Anotaciones de elementos de maquetación:
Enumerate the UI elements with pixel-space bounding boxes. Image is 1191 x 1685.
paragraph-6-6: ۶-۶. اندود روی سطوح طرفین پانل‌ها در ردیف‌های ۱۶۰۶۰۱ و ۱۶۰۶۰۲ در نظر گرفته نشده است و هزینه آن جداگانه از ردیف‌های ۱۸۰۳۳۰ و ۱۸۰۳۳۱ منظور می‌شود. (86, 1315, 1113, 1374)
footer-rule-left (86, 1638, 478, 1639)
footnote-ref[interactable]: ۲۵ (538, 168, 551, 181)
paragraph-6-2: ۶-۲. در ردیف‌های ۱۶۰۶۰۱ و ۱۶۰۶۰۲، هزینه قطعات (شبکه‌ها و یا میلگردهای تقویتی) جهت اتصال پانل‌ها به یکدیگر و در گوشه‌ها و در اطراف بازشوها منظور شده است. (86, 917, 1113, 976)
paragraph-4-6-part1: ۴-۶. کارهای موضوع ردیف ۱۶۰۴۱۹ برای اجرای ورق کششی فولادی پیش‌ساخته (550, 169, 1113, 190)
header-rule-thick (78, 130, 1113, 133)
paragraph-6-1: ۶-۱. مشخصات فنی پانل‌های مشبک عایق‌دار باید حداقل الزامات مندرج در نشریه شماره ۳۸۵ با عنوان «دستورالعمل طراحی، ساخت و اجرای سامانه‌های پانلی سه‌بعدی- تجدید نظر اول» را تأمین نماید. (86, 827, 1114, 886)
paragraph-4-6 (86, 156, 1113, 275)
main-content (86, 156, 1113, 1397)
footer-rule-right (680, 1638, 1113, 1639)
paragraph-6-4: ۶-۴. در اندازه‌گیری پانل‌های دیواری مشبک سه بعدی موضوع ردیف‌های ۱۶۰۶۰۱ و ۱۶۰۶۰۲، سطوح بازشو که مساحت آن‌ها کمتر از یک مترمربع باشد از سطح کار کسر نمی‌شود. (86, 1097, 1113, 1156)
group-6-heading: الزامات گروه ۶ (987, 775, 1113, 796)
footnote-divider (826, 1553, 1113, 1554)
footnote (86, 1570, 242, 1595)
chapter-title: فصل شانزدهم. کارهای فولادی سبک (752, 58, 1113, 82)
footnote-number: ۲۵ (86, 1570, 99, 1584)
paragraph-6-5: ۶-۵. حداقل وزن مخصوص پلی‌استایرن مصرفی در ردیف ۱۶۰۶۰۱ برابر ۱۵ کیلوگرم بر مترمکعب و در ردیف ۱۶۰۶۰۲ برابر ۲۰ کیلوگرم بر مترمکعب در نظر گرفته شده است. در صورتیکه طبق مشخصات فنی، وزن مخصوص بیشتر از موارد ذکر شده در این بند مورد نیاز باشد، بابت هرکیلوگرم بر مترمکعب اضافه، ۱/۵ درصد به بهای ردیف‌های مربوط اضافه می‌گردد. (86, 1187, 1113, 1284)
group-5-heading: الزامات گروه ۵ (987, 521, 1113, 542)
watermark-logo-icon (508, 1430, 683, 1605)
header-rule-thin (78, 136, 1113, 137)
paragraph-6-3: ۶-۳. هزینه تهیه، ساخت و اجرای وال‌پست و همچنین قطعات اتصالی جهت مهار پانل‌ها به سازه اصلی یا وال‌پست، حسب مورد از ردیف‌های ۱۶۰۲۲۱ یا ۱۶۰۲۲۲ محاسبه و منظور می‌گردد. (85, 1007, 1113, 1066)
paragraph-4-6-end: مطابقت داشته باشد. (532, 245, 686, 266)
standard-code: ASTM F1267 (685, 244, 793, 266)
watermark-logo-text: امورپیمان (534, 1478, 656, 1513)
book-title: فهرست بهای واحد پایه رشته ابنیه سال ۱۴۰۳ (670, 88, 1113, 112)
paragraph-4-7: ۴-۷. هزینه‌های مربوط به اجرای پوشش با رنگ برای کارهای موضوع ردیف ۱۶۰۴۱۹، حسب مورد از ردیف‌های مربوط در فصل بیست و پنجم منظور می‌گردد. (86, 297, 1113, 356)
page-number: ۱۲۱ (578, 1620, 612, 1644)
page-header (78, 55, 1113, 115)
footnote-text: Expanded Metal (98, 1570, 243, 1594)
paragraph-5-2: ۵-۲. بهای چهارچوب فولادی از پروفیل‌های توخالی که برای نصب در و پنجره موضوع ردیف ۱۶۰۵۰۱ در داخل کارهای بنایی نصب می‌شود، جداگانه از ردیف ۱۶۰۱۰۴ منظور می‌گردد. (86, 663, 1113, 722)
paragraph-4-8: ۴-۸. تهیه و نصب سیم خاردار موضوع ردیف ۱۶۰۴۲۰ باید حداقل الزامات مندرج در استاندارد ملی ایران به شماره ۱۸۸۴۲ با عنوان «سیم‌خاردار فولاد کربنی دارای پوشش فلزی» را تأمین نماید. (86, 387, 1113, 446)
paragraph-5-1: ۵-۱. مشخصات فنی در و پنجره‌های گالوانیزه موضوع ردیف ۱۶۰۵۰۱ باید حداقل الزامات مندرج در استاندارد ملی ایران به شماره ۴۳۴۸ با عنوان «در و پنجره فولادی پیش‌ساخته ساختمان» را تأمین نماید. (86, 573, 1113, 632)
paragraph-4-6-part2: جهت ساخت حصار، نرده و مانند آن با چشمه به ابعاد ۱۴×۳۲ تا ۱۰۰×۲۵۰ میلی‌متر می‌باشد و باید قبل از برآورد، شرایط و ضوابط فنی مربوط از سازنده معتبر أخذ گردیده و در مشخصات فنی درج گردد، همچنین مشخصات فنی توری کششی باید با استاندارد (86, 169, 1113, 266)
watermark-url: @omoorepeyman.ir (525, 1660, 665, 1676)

Qué se pide: Copia de nuevo, sin ningún cambio, todo lo que va desde el comienzo de los registros anteriores hasta la línea que contiene "footnote-number: ۲۵ (86, 1570, 99, 1584)", con ambos extremos incluidos.

Solución propuesta:
Enumerate the UI elements with pixel-space bounding boxes. Image is 1191 x 1685.
paragraph-6-6: ۶-۶. اندود روی سطوح طرفین پانل‌ها در ردیف‌های ۱۶۰۶۰۱ و ۱۶۰۶۰۲ در نظر گرفته نشده است و هزینه آن جداگانه از ردیف‌های ۱۸۰۳۳۰ و ۱۸۰۳۳۱ منظور می‌شود. (86, 1315, 1113, 1374)
footer-rule-left (86, 1638, 478, 1639)
footnote-ref[interactable]: ۲۵ (538, 168, 551, 181)
paragraph-6-2: ۶-۲. در ردیف‌های ۱۶۰۶۰۱ و ۱۶۰۶۰۲، هزینه قطعات (شبکه‌ها و یا میلگردهای تقویتی) جهت اتصال پانل‌ها به یکدیگر و در گوشه‌ها و در اطراف بازشوها منظور شده است. (86, 917, 1113, 976)
paragraph-4-6-part1: ۴-۶. کارهای موضوع ردیف ۱۶۰۴۱۹ برای اجرای ورق کششی فولادی پیش‌ساخته (550, 169, 1113, 190)
header-rule-thick (78, 130, 1113, 133)
paragraph-6-1: ۶-۱. مشخصات فنی پانل‌های مشبک عایق‌دار باید حداقل الزامات مندرج در نشریه شماره ۳۸۵ با عنوان «دستورالعمل طراحی، ساخت و اجرای سامانه‌های پانلی سه‌بعدی- تجدید نظر اول» را تأمین نماید. (86, 827, 1114, 886)
paragraph-4-6 (86, 156, 1113, 275)
main-content (86, 156, 1113, 1397)
footer-rule-right (680, 1638, 1113, 1639)
paragraph-6-4: ۶-۴. در اندازه‌گیری پانل‌های دیواری مشبک سه بعدی موضوع ردیف‌های ۱۶۰۶۰۱ و ۱۶۰۶۰۲، سطوح بازشو که مساحت آن‌ها کمتر از یک مترمربع باشد از سطح کار کسر نمی‌شود. (86, 1097, 1113, 1156)
group-6-heading: الزامات گروه ۶ (987, 775, 1113, 796)
footnote-divider (826, 1553, 1113, 1554)
footnote (86, 1570, 242, 1595)
chapter-title: فصل شانزدهم. کارهای فولادی سبک (752, 58, 1113, 82)
footnote-number: ۲۵ (86, 1570, 99, 1584)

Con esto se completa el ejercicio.